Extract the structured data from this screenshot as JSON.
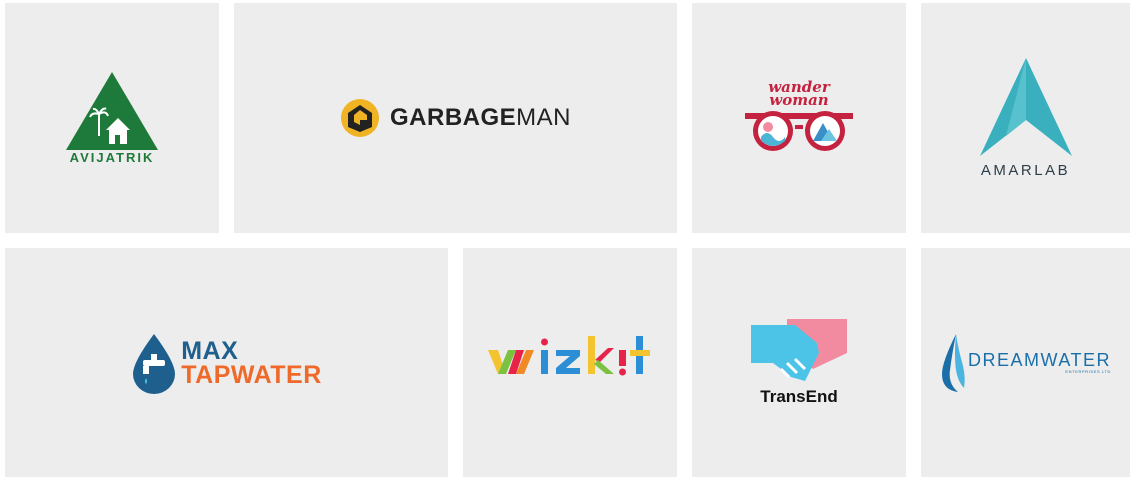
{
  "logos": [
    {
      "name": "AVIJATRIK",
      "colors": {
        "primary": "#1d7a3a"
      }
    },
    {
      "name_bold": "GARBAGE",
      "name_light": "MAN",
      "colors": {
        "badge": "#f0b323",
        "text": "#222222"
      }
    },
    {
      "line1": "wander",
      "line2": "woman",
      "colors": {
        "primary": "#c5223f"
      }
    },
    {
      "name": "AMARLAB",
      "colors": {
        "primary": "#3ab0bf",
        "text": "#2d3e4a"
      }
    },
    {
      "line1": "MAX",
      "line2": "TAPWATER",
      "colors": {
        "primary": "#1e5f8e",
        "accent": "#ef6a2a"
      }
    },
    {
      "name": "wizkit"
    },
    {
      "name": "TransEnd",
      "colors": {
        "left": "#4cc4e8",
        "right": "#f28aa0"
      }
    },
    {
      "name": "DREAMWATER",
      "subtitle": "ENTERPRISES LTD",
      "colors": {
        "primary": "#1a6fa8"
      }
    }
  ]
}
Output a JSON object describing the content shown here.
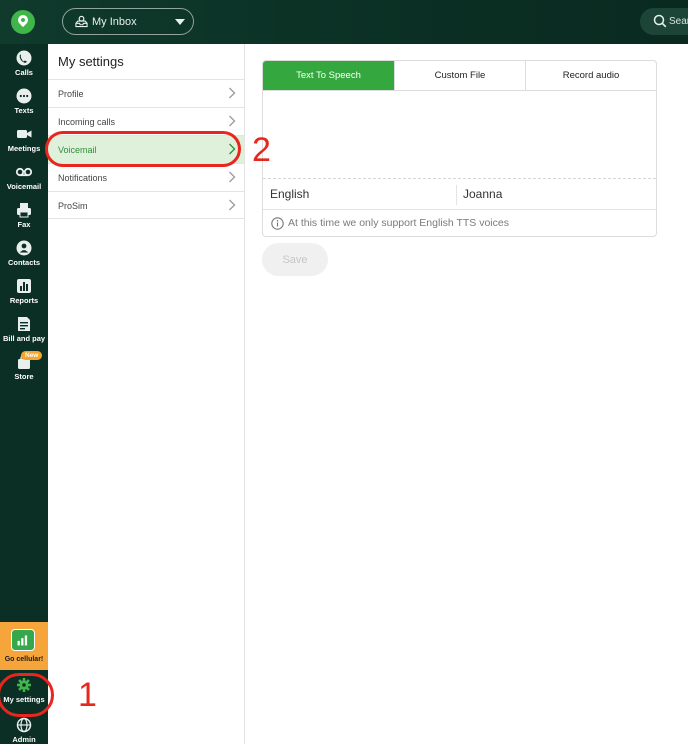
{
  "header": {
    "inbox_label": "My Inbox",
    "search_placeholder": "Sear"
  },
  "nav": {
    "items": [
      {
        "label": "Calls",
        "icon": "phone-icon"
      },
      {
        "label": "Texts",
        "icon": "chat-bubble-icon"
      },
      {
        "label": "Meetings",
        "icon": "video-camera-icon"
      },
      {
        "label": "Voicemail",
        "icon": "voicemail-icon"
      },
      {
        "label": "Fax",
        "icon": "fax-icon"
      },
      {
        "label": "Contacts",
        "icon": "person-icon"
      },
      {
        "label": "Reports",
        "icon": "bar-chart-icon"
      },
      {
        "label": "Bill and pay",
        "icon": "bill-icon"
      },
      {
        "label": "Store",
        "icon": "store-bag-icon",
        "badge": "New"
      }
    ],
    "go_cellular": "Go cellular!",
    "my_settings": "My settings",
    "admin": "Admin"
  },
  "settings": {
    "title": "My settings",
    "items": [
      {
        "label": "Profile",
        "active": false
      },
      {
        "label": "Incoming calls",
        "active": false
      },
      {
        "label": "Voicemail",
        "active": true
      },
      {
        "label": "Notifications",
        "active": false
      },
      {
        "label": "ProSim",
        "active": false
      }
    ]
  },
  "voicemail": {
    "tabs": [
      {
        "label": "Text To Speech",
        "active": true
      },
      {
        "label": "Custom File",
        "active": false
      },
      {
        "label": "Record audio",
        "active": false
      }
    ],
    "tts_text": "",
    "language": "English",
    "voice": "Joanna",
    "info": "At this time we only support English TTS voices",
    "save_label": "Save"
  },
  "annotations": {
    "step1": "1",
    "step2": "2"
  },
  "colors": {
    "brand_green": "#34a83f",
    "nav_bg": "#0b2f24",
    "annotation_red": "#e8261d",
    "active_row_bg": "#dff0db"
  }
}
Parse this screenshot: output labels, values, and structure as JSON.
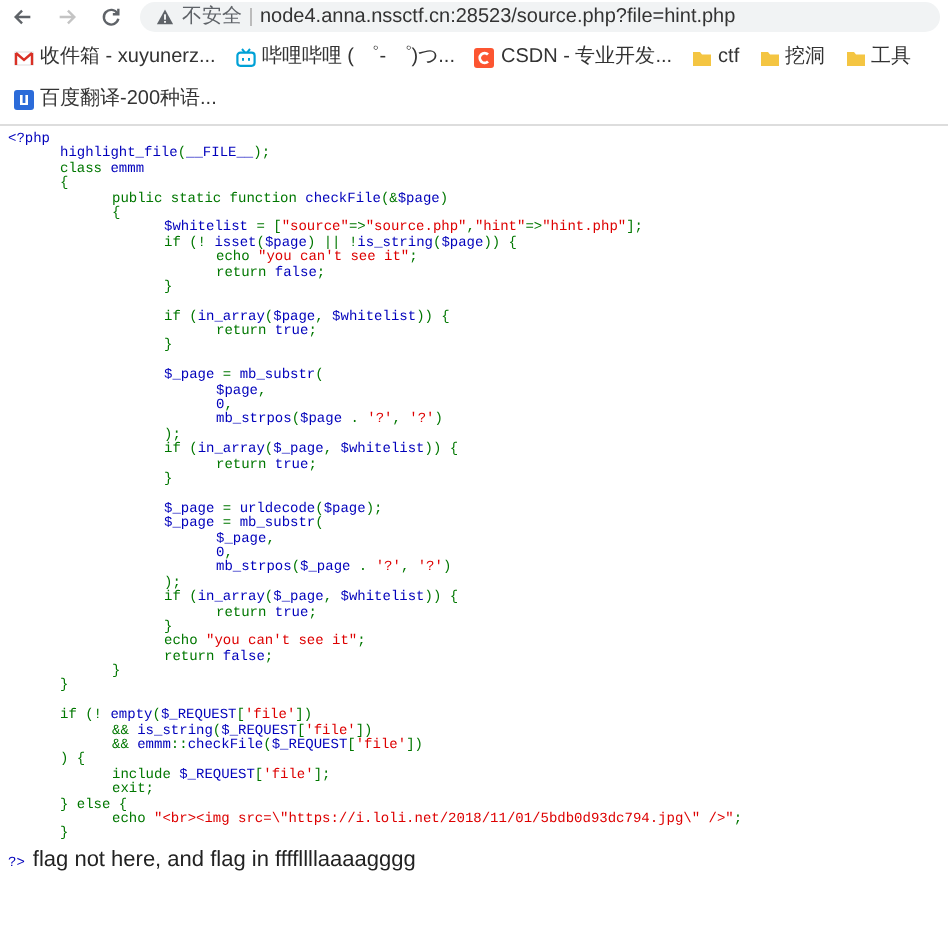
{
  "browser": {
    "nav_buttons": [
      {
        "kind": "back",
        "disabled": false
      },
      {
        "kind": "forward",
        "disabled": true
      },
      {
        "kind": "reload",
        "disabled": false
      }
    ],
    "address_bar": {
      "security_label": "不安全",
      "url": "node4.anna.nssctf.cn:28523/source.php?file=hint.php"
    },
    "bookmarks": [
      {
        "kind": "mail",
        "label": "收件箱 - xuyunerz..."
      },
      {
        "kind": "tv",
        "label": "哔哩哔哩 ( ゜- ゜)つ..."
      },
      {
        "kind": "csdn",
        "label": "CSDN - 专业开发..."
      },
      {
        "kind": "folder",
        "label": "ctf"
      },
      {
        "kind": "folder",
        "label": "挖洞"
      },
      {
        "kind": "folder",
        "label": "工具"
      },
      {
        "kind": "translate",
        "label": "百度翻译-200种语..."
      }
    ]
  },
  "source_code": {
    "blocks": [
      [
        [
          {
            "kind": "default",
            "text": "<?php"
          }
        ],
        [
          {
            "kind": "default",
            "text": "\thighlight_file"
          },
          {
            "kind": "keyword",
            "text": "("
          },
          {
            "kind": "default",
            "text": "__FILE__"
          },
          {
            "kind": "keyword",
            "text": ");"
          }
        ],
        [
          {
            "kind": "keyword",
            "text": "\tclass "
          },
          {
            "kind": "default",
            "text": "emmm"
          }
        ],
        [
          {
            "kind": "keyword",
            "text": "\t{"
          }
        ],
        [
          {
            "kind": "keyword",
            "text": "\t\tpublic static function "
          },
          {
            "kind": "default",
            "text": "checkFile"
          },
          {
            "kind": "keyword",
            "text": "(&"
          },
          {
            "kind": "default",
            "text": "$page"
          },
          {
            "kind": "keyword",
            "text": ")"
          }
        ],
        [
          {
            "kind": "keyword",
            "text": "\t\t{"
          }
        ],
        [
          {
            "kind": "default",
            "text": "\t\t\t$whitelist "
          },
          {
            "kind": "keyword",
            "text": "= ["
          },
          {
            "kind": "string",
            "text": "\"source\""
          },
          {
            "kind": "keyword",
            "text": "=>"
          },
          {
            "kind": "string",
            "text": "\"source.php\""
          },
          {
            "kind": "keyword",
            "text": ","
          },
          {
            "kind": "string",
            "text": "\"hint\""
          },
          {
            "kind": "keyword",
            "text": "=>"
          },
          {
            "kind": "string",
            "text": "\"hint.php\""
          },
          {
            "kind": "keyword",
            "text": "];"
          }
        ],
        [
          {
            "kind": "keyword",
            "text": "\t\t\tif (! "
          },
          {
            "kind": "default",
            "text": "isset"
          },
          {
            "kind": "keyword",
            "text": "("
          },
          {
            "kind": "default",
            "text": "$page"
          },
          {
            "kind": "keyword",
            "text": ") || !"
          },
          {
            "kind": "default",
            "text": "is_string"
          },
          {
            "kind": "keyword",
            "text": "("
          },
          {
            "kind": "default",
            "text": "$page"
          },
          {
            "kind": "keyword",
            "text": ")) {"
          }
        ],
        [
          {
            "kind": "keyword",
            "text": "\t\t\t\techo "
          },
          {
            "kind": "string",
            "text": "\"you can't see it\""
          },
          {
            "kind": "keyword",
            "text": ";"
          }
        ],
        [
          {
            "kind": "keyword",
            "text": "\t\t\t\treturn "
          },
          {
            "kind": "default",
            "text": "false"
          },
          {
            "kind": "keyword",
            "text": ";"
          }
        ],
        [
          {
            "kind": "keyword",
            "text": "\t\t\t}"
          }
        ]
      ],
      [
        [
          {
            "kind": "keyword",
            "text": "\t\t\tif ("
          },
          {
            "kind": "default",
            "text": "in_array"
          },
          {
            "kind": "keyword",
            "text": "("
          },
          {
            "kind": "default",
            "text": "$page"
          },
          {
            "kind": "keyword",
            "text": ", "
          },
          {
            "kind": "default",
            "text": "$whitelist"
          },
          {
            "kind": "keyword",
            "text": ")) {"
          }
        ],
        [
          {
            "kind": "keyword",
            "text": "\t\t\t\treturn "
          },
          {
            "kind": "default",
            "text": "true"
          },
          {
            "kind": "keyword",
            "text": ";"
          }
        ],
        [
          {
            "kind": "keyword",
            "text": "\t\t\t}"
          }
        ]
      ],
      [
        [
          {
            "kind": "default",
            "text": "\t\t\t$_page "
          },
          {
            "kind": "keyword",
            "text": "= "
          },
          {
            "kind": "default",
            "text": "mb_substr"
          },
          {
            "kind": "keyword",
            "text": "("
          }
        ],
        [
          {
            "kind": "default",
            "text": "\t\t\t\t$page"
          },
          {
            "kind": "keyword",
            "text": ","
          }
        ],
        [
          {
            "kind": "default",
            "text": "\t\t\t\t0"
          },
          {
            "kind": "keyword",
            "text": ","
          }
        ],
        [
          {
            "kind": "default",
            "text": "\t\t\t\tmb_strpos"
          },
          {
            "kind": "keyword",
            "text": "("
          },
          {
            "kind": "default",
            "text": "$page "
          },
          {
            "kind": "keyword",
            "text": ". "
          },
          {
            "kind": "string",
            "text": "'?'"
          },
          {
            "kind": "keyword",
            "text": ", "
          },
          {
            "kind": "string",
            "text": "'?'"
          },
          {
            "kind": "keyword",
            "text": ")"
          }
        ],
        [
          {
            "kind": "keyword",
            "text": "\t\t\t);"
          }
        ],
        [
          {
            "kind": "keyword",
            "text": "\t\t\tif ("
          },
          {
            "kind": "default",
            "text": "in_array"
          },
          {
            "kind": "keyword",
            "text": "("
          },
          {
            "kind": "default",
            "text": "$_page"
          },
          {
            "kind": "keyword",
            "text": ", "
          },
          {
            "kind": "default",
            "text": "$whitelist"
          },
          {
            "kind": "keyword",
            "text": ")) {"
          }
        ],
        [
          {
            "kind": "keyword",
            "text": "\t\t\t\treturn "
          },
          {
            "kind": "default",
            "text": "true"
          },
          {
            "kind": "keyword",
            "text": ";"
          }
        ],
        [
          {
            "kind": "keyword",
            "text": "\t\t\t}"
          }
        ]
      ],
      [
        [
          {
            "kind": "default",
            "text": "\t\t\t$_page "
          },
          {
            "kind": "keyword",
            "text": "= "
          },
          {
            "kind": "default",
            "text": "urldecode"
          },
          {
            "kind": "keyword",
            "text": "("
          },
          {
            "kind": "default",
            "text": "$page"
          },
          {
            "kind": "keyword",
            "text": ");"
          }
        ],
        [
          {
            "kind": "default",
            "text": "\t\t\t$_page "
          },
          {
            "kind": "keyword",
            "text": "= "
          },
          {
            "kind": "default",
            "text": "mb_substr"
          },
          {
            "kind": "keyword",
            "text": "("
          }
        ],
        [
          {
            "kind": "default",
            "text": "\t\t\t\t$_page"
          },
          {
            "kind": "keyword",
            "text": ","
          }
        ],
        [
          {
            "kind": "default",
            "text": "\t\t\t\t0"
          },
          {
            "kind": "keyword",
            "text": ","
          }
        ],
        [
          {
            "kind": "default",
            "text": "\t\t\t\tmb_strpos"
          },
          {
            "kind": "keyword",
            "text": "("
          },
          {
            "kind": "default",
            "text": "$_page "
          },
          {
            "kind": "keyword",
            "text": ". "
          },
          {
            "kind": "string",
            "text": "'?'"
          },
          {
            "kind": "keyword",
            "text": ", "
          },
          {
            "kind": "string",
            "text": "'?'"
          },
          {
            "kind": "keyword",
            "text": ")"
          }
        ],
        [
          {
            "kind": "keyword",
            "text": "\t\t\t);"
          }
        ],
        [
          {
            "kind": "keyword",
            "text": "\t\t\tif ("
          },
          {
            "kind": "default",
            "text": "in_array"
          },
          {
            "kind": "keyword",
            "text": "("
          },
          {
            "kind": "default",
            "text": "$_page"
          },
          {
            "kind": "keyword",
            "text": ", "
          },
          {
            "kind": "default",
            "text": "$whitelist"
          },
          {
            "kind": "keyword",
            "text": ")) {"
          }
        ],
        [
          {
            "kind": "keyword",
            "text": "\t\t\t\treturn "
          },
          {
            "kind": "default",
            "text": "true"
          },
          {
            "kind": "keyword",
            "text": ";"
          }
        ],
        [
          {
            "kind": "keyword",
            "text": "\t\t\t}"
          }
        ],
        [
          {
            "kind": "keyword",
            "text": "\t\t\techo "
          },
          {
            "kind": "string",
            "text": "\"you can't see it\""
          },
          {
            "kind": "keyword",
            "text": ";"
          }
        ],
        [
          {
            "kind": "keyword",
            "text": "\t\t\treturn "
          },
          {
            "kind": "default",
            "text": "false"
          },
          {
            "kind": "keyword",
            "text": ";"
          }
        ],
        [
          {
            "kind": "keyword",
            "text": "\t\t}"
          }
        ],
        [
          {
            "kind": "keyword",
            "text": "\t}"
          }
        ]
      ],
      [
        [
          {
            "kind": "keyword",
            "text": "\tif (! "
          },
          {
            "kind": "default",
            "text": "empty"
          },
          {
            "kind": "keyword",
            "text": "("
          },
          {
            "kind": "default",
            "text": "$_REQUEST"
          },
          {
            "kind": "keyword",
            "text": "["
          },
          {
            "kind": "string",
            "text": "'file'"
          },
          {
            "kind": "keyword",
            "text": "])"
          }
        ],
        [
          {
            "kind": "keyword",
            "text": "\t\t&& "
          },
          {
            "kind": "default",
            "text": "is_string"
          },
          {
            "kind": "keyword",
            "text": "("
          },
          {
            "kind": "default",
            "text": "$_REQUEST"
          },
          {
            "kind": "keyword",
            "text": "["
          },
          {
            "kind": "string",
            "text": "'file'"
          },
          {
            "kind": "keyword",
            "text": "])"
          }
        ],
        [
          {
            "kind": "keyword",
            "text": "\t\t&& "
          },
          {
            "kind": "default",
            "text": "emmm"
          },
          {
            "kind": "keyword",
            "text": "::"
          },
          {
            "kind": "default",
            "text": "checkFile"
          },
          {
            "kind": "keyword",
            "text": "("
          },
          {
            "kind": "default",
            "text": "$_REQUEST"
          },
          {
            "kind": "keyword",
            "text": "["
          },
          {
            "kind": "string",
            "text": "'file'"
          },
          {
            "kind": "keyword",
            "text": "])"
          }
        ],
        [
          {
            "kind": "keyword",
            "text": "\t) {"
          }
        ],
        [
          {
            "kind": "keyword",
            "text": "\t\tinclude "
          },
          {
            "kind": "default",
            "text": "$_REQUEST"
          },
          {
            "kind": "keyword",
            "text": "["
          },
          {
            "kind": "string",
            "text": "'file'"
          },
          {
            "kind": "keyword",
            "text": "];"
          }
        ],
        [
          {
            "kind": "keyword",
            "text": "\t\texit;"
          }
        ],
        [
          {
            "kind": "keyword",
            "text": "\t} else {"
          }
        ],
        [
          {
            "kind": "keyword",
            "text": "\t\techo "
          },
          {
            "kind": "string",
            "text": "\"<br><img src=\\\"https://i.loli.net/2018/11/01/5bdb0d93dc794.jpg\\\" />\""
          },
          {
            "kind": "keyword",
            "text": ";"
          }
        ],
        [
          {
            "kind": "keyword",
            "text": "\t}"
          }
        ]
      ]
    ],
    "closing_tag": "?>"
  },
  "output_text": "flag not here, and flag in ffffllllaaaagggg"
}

::::

| Your instructions |
Copy every line that includes the string "techo" from the material above.

| Answer |
            "text": "\t\t\t\techo "
            "text": "\t\t\techo "
            "text": "\t\techo "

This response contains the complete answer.